### Exercise directions
Leaving out the pictures, please retype each record exactly.

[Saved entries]

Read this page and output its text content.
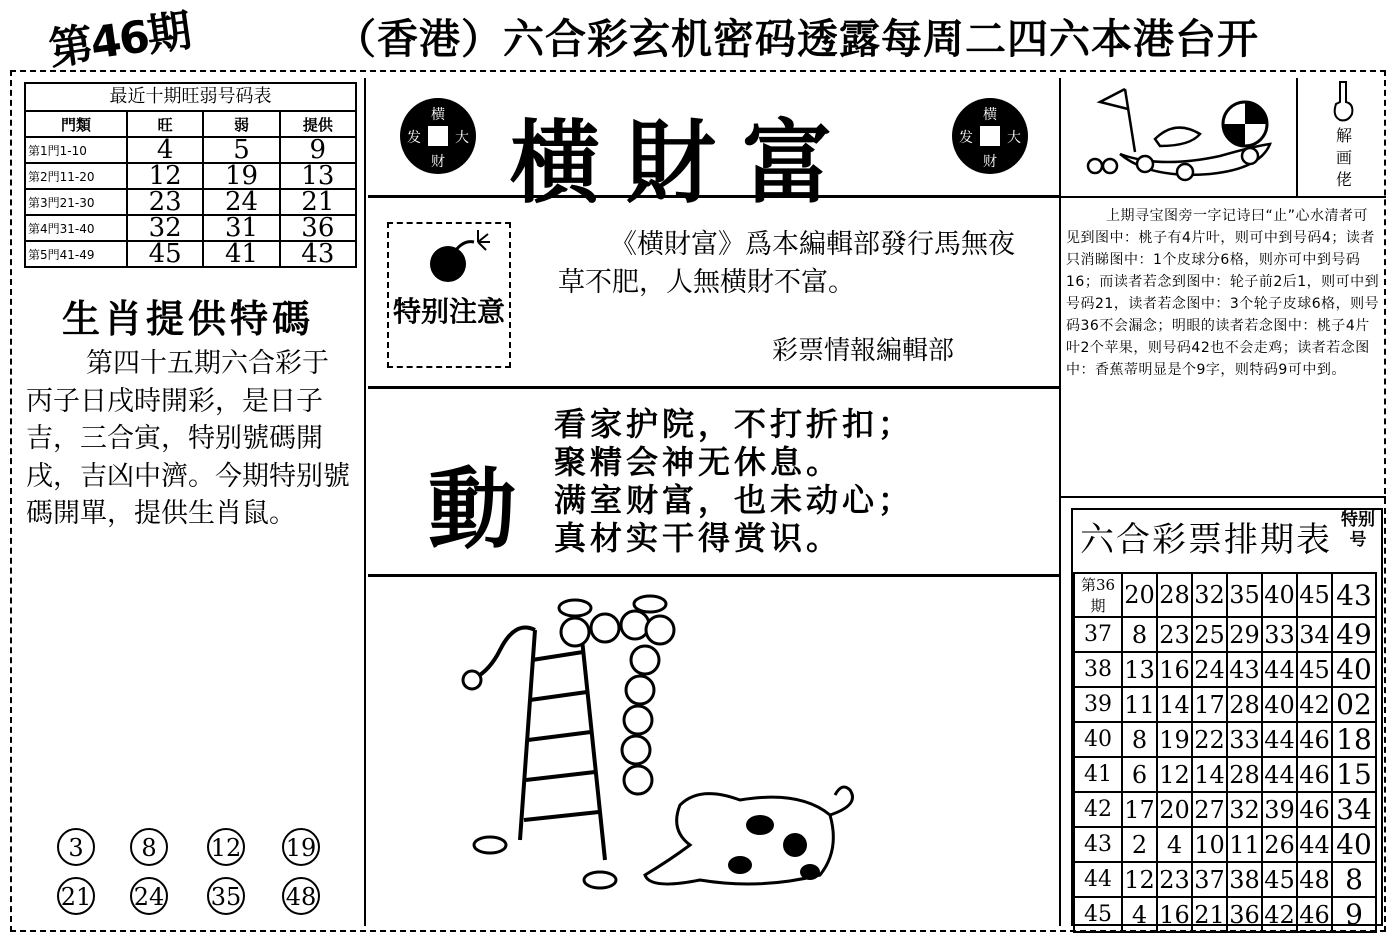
第46期	（香港）六合彩玄机密码透露每周二四六本港台开
最近十期旺弱号码表
門類	旺	弱	提供
第1門1-10	4	5	9
第2門11-20	12	19	13
第3門21-30	23	24	21
第4門31-40	32	31	36
第5門41-49	45	41	43
生肖提供特碼
第四十五期六合彩于丙子日戌時開彩，是日子吉，三合寅，特别號碼開戌，吉凶中濟。今期特别號碼開單，提供生肖鼠。
3	8	12 19
21 24 35 48
横
大
财
发 横財富	横
大
财
发
特别注意
《横財富》爲本編輯部發行馬無夜草不肥，人無横財不富。
彩票情報編輯部
動
看家护院，不打折扣；
聚精会神无休息。
满室财富，也未动心；
真材实干得赏识。
解画佬
上期寻宝图旁一字记诗曰“止”心水清者可见到图中：桃子有4片叶，则可中到号码4；读者只消睇图中：1个皮球分6格，则亦可中到号码16；而读者若念到图中：轮子前2后1，则可中到号码21，读者若念图中：3个轮子皮球6格，则号码36不会漏念；明眼的读者若念图中：桃子4片叶2个苹果，则号码42也不会走鸡；读者若念图中：香蕉蒂明显是个9字，则特码9可中到。
六合彩票排期表 特别号
第36期	20	28	32	35	40	45	43
37	8	23	25	29	33	34	49
38	13	16	24	43	44	45	40
39	11	14	17	28	40	42	02
40	8	19	22	33	44	46	18
41	6	12	14	28	44	46	15
42	17	20	27	32	39	46	34
43	2	4	10	11	26	44	40
44	12	23	37	38	45	48	8
45	4	16	21	36	42	46	9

### Result for this task
Read this page and output its text content.
第46期	（香港）六合彩玄机密码透露每周二四六本港台开
最近十期旺弱号码表
門類	旺	弱	提供
第1門1-10	4	5	9
第2門11-20	12	19	13
第3門21-30	23	24	21
第4門31-40	32	31	36
第5門41-49	45	41	43
生肖提供特碼
第四十五期六合彩于丙子日戌時開彩，是日子吉，三合寅，特别號碼開戌，吉凶中濟。今期特别號碼開單，提供生肖鼠。
3	8	12 19
21 24 35 48
横
大
财
发 横財富	横
大
财
发
特别注意
《横財富》爲本編輯部發行馬無夜草不肥，人無横財不富。
彩票情報編輯部
動
看家护院，不打折扣；
聚精会神无休息。
满室财富，也未动心；
真材实干得赏识。
解画佬
上期寻宝图旁一字记诗曰“止”心水清者可见到图中：桃子有4片叶，则可中到号码4；读者只消睇图中：1个皮球分6格，则亦可中到号码16；而读者若念到图中：轮子前2后1，则可中到号码21，读者若念图中：3个轮子皮球6格，则号码36不会漏念；明眼的读者若念图中：桃子4片叶2个苹果，则号码42也不会走鸡；读者若念图中：香蕉蒂明显是个9字，则特码9可中到。
六合彩票排期表 特别号
第36期	20	28	32	35	40	45	43
37	8	23	25	29	33	34	49
38	13	16	24	43	44	45	40
39	11	14	17	28	40	42	02
40	8	19	22	33	44	46	18
41	6	12	14	28	44	46	15
42	17	20	27	32	39	46	34
43	2	4	10	11	26	44	40
44	12	23	37	38	45	48	8
45	4	16	21	36	42	46	9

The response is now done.